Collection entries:
— begin —

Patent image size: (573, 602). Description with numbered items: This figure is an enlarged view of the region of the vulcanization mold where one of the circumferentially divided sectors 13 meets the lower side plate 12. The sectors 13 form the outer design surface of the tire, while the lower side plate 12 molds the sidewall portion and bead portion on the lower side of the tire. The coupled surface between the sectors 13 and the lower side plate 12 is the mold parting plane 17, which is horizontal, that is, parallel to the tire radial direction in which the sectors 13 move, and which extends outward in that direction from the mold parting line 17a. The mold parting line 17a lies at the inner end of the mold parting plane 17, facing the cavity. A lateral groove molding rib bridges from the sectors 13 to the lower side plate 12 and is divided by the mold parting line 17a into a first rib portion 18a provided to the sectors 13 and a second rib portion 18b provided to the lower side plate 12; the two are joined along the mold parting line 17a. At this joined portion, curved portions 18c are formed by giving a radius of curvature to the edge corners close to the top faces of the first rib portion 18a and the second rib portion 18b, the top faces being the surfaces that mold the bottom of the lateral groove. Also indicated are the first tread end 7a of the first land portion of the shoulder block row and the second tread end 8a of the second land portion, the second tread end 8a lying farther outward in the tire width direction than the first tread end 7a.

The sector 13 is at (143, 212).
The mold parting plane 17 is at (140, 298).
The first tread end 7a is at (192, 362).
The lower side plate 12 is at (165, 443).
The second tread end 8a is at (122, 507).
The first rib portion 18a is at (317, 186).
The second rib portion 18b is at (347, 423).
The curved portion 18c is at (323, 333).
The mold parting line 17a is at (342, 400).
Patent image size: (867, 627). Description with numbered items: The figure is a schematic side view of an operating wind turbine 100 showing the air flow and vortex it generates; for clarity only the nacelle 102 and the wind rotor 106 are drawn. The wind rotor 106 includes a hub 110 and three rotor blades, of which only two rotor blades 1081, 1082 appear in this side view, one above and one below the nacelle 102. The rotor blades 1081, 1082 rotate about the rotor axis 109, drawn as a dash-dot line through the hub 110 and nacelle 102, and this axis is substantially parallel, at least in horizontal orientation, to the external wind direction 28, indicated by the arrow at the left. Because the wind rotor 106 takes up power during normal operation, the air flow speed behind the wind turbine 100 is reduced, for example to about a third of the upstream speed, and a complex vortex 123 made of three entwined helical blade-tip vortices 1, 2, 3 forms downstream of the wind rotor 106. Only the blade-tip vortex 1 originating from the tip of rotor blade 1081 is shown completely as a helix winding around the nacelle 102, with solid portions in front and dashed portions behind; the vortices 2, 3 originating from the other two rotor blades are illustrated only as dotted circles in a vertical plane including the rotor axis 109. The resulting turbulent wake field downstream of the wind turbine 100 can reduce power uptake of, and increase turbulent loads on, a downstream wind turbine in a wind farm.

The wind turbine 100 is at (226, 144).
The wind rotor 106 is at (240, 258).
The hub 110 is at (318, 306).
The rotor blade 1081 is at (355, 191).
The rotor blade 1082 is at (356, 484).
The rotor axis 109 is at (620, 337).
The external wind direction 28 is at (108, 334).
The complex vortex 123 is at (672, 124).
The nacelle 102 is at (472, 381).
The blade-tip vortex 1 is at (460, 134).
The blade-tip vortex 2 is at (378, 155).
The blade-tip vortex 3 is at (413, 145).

— end —

Aim of the task: Find every line in the rows above that contains the string “curved” and copy each one out.

Exercise solution:
Patent image size: (573, 602). Description with numbered items: This figure is an enlarged view of the region of the vulcanization mold where one of the circumferentially divided sectors 13 meets the lower side plate 12. The sectors 13 form the outer design surface of the tire, while the lower side plate 12 molds the sidewall portion and bead portion on the lower side of the tire. The coupled surface between the sectors 13 and the lower side plate 12 is the mold parting plane 17, which is horizontal, that is, parallel to the tire radial direction in which the sectors 13 move, and which extends outward in that direction from the mold parting line 17a. The mold parting line 17a lies at the inner end of the mold parting plane 17, facing the cavity. A lateral groove molding rib bridges from the sectors 13 to the lower side plate 12 and is divided by the mold parting line 17a into a first rib portion 18a provided to the sectors 13 and a second rib portion 18b provided to the lower side plate 12; the two are joined along the mold parting line 17a. At this joined portion, curved portions 18c are formed by giving a radius of curvature to the edge corners close to the top faces of the first rib portion 18a and the second rib portion 18b, the top faces being the surfaces that mold the bottom of the lateral groove. Also indicated are the first tread end 7a of the first land portion of the shoulder block row and the second tread end 8a of the second land portion, the second tread end 8a lying farther outward in the tire width direction than the first tread end 7a.
The curved portion 18c is at (323, 333).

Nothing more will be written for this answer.